Short task: Repeat the entire listing exactly as written.

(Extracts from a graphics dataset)
###

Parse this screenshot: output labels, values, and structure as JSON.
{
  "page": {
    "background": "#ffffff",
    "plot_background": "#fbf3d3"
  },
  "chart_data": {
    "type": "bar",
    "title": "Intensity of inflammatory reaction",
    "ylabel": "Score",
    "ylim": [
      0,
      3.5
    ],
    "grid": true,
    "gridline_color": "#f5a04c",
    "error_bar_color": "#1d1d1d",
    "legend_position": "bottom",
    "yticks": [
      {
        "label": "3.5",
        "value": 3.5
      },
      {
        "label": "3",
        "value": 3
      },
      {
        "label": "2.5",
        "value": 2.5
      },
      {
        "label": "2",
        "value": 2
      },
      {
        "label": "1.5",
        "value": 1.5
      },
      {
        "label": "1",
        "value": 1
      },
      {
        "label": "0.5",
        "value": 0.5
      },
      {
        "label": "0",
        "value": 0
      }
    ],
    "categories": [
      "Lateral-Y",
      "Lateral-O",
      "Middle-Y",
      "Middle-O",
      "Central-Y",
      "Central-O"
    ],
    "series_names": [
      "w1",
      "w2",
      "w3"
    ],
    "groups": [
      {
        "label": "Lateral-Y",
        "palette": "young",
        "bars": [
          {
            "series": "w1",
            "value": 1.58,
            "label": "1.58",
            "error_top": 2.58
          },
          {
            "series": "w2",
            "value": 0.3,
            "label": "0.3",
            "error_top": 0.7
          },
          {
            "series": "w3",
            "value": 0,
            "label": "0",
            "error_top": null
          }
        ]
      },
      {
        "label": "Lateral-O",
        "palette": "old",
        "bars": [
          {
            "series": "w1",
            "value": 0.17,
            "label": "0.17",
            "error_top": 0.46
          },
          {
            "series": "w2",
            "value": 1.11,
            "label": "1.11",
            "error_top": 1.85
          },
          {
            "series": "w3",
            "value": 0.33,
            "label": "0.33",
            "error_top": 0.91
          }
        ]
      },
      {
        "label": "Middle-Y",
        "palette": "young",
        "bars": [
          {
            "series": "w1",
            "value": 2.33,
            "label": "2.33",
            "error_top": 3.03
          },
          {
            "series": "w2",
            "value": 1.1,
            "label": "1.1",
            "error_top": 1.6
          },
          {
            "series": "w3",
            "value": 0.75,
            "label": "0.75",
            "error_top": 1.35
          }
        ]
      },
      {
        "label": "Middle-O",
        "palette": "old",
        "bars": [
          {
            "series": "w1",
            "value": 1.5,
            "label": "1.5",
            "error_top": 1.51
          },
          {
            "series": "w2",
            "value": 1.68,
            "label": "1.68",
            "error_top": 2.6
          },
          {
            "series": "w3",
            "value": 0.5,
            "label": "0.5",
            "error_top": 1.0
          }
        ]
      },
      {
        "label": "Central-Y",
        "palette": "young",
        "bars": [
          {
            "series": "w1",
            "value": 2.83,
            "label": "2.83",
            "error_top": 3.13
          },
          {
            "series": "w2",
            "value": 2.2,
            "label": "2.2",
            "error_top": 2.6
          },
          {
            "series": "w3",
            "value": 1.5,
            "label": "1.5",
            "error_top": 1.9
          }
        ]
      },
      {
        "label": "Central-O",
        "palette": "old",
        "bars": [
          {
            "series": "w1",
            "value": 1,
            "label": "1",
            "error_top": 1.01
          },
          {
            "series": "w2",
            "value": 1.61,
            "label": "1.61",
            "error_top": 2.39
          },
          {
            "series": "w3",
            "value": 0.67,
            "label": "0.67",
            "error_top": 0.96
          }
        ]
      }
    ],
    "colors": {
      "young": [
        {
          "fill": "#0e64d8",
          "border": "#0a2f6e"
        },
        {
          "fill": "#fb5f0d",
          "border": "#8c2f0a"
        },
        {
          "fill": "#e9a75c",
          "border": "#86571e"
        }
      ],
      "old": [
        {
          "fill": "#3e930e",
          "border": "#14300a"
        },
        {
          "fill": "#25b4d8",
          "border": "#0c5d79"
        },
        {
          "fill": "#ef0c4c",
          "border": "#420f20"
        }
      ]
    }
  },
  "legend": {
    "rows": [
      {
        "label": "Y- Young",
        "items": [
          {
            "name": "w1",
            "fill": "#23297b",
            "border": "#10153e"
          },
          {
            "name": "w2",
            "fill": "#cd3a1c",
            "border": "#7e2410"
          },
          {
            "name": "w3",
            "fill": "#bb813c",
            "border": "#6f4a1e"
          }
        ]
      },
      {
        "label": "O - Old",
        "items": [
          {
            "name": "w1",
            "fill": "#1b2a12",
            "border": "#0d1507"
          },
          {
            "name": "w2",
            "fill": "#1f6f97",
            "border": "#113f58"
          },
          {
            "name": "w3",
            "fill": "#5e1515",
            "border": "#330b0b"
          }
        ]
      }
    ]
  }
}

###

Response:
Parse this screenshot: output labels, values, and structure as JSON.
{
  "page": {
    "background": "#ffffff",
    "plot_background": "#fbf3d3"
  },
  "chart_data": {
    "type": "bar",
    "title": "Intensity of inflammatory reaction",
    "ylabel": "Score",
    "ylim": [
      0,
      3.5
    ],
    "grid": true,
    "gridline_color": "#f5a04c",
    "error_bar_color": "#1d1d1d",
    "legend_position": "bottom",
    "yticks": [
      {
        "label": "3.5",
        "value": 3.5
      },
      {
        "label": "3",
        "value": 3
      },
      {
        "label": "2.5",
        "value": 2.5
      },
      {
        "label": "2",
        "value": 2
      },
      {
        "label": "1.5",
        "value": 1.5
      },
      {
        "label": "1",
        "value": 1
      },
      {
        "label": "0.5",
        "value": 0.5
      },
      {
        "label": "0",
        "value": 0
      }
    ],
    "categories": [
      "Lateral-Y",
      "Lateral-O",
      "Middle-Y",
      "Middle-O",
      "Central-Y",
      "Central-O"
    ],
    "series_names": [
      "w1",
      "w2",
      "w3"
    ],
    "groups": [
      {
        "label": "Lateral-Y",
        "palette": "young",
        "bars": [
          {
            "series": "w1",
            "value": 1.58,
            "label": "1.58",
            "error_top": 2.58
          },
          {
            "series": "w2",
            "value": 0.3,
            "label": "0.3",
            "error_top": 0.7
          },
          {
            "series": "w3",
            "value": 0,
            "label": "0",
            "error_top": null
          }
        ]
      },
      {
        "label": "Lateral-O",
        "palette": "old",
        "bars": [
          {
            "series": "w1",
            "value": 0.17,
            "label": "0.17",
            "error_top": 0.46
          },
          {
            "series": "w2",
            "value": 1.11,
            "label": "1.11",
            "error_top": 1.85
          },
          {
            "series": "w3",
            "value": 0.33,
            "label": "0.33",
            "error_top": 0.91
          }
        ]
      },
      {
        "label": "Middle-Y",
        "palette": "young",
        "bars": [
          {
            "series": "w1",
            "value": 2.33,
            "label": "2.33",
            "error_top": 3.03
          },
          {
            "series": "w2",
            "value": 1.1,
            "label": "1.1",
            "error_top": 1.6
          },
          {
            "series": "w3",
            "value": 0.75,
            "label": "0.75",
            "error_top": 1.35
          }
        ]
      },
      {
        "label": "Middle-O",
        "palette": "old",
        "bars": [
          {
            "series": "w1",
            "value": 1.5,
            "label": "1.5",
            "error_top": 1.51
          },
          {
            "series": "w2",
            "value": 1.68,
            "label": "1.68",
            "error_top": 2.6
          },
          {
            "series": "w3",
            "value": 0.5,
            "label": "0.5",
            "error_top": 1.0
          }
        ]
      },
      {
        "label": "Central-Y",
        "palette": "young",
        "bars": [
          {
            "series": "w1",
            "value": 2.83,
            "label": "2.83",
            "error_top": 3.13
          },
          {
            "series": "w2",
            "value": 2.2,
            "label": "2.2",
            "error_top": 2.6
          },
          {
            "series": "w3",
            "value": 1.5,
            "label": "1.5",
            "error_top": 1.9
          }
        ]
      },
      {
        "label": "Central-O",
        "palette": "old",
        "bars": [
          {
            "series": "w1",
            "value": 1,
            "label": "1",
            "error_top": 1.01
          },
          {
            "series": "w2",
            "value": 1.61,
            "label": "1.61",
            "error_top": 2.39
          },
          {
            "series": "w3",
            "value": 0.67,
            "label": "0.67",
            "error_top": 0.96
          }
        ]
      }
    ],
    "colors": {
      "young": [
        {
          "fill": "#0e64d8",
          "border": "#0a2f6e"
        },
        {
          "fill": "#fb5f0d",
          "border": "#8c2f0a"
        },
        {
          "fill": "#e9a75c",
          "border": "#86571e"
        }
      ],
      "old": [
        {
          "fill": "#3e930e",
          "border": "#14300a"
        },
        {
          "fill": "#25b4d8",
          "border": "#0c5d79"
        },
        {
          "fill": "#ef0c4c",
          "border": "#420f20"
        }
      ]
    }
  },
  "legend": {
    "rows": [
      {
        "label": "Y- Young",
        "items": [
          {
            "name": "w1",
            "fill": "#23297b",
            "border": "#10153e"
          },
          {
            "name": "w2",
            "fill": "#cd3a1c",
            "border": "#7e2410"
          },
          {
            "name": "w3",
            "fill": "#bb813c",
            "border": "#6f4a1e"
          }
        ]
      },
      {
        "label": "O - Old",
        "items": [
          {
            "name": "w1",
            "fill": "#1b2a12",
            "border": "#0d1507"
          },
          {
            "name": "w2",
            "fill": "#1f6f97",
            "border": "#113f58"
          },
          {
            "name": "w3",
            "fill": "#5e1515",
            "border": "#330b0b"
          }
        ]
      }
    ]
  }
}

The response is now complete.